##### Data supplied
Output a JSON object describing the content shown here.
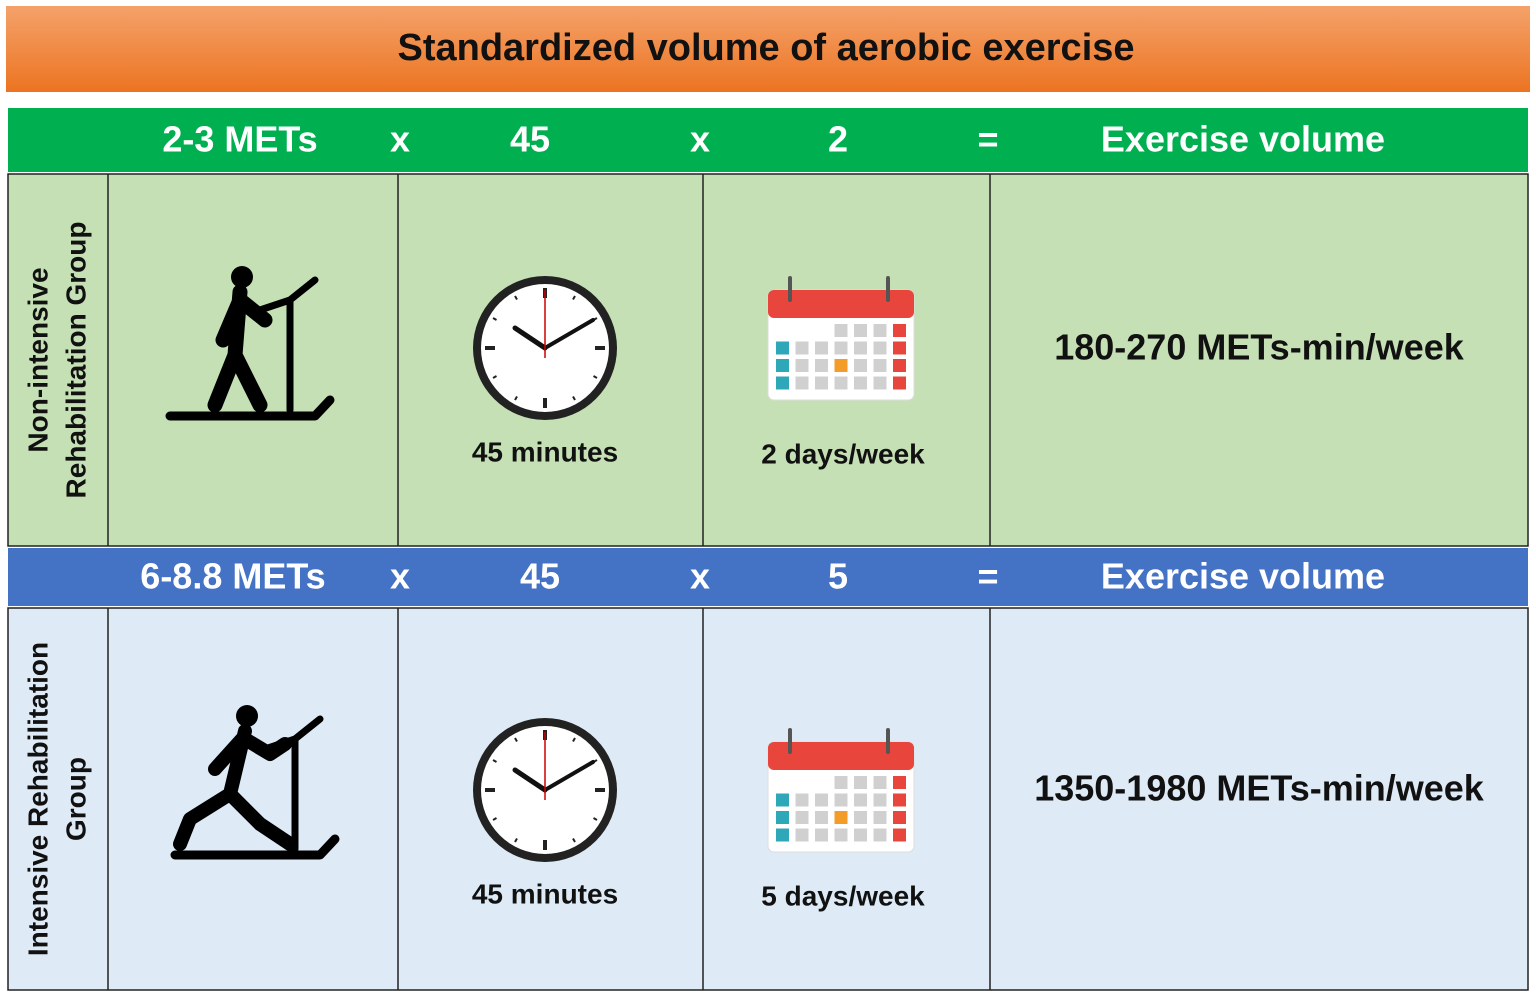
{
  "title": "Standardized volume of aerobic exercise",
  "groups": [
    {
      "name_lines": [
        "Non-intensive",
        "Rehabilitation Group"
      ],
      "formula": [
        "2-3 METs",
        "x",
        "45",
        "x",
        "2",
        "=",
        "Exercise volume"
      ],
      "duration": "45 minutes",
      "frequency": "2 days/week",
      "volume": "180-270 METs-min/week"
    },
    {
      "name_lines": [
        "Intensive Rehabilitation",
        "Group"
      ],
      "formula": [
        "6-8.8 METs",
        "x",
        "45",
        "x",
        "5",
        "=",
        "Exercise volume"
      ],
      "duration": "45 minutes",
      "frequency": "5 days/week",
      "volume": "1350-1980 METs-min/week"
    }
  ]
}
##########
##### Data supplied
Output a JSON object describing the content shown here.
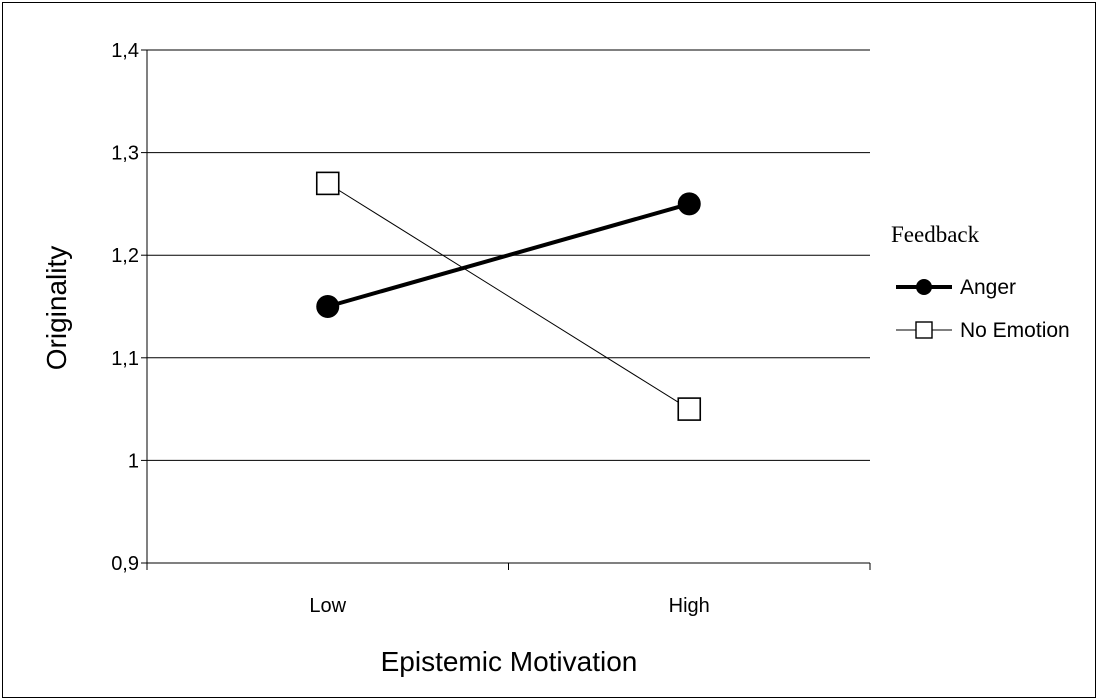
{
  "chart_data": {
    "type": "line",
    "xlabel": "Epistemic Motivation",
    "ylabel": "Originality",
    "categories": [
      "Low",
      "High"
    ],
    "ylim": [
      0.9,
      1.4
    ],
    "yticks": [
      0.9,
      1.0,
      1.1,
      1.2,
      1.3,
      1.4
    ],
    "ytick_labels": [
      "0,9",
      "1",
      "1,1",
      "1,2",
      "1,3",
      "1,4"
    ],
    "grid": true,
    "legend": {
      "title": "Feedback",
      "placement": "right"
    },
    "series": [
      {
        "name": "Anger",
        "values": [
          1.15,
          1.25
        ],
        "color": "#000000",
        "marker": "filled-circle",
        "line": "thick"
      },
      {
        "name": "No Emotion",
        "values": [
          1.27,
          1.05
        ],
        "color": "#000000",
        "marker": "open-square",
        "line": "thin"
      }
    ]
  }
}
##########
##### Data supplied
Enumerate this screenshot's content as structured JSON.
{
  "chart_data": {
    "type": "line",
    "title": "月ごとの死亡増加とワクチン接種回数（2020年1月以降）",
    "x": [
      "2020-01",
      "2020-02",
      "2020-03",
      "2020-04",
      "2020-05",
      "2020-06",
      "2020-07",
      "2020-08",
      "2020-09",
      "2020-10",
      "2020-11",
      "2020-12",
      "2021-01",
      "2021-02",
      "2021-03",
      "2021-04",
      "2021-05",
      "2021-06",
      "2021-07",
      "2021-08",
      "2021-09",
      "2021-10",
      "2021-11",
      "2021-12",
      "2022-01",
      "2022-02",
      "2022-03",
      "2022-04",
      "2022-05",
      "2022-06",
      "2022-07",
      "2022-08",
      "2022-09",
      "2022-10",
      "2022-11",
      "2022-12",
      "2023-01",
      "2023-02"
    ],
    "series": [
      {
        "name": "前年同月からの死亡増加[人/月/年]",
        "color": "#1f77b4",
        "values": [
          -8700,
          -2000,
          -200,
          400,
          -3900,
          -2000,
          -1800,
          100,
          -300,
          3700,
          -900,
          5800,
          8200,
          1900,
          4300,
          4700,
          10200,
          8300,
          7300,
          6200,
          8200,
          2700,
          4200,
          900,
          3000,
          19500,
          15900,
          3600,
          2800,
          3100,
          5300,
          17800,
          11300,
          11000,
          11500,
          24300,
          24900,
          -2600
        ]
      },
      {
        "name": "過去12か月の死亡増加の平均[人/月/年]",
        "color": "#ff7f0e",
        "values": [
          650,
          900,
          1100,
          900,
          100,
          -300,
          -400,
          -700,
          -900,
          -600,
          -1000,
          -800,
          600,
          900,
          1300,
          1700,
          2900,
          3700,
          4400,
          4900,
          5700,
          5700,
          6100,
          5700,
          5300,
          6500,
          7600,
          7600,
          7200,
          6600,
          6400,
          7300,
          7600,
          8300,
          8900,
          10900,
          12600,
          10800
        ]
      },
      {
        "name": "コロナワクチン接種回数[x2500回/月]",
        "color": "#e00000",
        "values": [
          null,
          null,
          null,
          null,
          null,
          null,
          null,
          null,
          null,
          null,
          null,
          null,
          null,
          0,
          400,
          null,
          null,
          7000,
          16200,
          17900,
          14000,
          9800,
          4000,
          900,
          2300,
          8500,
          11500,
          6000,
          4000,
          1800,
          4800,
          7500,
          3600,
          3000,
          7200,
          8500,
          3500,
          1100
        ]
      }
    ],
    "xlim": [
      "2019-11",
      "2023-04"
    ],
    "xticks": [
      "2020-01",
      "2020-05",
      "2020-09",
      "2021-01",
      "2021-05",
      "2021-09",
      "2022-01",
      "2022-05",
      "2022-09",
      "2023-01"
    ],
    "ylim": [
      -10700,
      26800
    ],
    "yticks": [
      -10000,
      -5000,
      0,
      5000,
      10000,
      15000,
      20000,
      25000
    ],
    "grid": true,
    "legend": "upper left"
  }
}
##########
__Problem to solve__
Across the data, tally the lines containing "days" and give back the number alone.

__Answer for this exercise__
2